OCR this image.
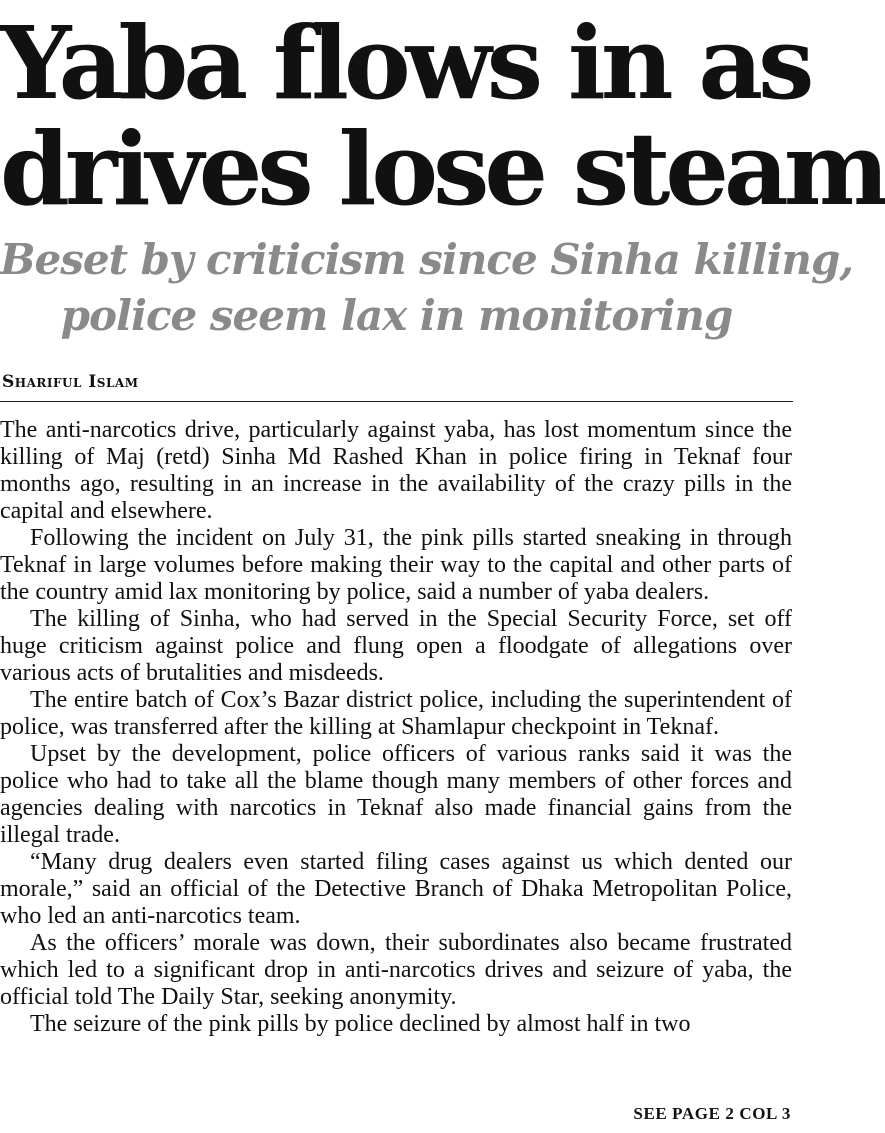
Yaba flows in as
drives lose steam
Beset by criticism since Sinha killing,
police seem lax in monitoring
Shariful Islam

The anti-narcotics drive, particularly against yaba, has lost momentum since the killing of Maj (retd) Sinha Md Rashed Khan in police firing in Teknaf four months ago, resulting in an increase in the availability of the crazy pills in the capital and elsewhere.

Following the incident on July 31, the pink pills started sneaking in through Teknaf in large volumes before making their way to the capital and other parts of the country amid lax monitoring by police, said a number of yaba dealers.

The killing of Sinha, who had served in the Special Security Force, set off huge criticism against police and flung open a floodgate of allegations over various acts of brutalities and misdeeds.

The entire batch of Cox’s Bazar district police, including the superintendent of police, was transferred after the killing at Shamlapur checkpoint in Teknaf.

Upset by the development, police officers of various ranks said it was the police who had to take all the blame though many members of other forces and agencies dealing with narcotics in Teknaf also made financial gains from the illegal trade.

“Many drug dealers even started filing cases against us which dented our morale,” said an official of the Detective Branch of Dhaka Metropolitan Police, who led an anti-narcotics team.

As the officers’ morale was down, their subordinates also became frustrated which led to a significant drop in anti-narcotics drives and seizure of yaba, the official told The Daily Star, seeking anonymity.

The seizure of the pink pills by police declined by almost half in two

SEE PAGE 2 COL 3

==

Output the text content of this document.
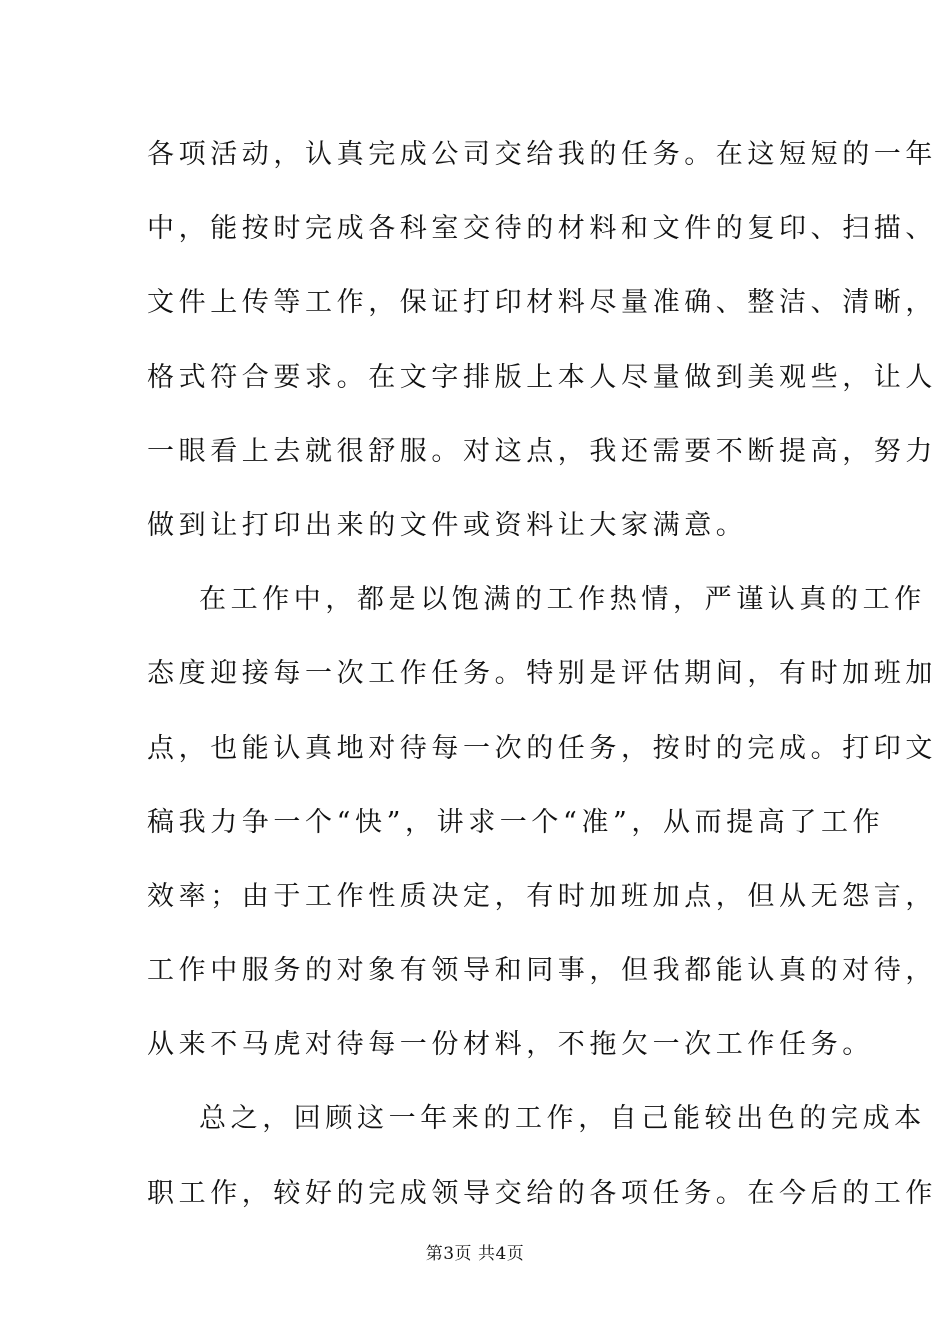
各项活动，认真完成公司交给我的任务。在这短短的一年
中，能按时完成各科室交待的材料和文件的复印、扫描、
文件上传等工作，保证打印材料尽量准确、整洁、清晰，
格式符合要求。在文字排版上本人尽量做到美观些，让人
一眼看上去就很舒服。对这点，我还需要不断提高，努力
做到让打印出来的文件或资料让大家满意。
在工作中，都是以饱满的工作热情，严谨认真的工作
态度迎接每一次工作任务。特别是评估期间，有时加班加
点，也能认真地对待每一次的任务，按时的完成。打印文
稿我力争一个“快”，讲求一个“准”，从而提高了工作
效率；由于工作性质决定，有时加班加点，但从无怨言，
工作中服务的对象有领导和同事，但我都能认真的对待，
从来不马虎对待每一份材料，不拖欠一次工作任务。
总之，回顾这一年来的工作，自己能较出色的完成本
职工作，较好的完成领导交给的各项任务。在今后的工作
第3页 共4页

...

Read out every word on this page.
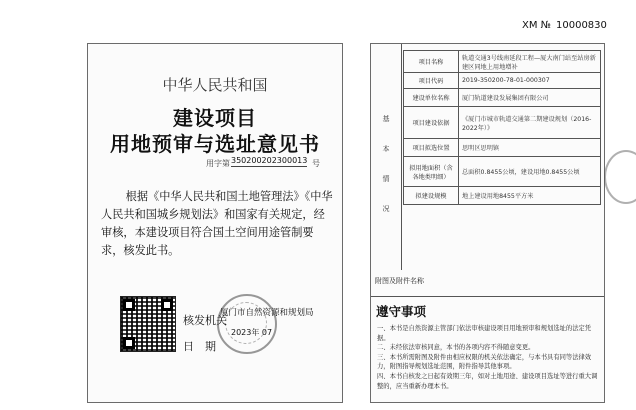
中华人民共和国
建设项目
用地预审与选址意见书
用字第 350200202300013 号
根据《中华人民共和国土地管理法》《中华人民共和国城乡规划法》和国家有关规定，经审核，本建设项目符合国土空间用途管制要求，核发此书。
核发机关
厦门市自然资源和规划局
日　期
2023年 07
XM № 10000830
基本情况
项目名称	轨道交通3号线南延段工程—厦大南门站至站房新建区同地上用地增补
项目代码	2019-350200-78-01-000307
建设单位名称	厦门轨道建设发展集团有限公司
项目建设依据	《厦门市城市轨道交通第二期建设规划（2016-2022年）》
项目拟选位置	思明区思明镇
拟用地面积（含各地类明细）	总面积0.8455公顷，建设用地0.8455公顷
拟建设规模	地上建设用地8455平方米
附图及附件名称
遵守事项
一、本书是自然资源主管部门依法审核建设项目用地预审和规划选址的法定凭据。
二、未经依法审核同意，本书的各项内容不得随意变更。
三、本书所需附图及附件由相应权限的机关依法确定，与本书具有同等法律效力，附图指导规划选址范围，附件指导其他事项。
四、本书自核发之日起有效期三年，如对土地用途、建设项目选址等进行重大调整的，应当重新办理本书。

## Aim of the task
Of the lines above, copy each that contains "criticism".

## Result
Beset by criticism since Sinha killing,
The killing of Sinha, who had served in the Special Security Force, set off huge criticism against police and flung open a floodgate of allegations over various acts of brutalities and misdeeds.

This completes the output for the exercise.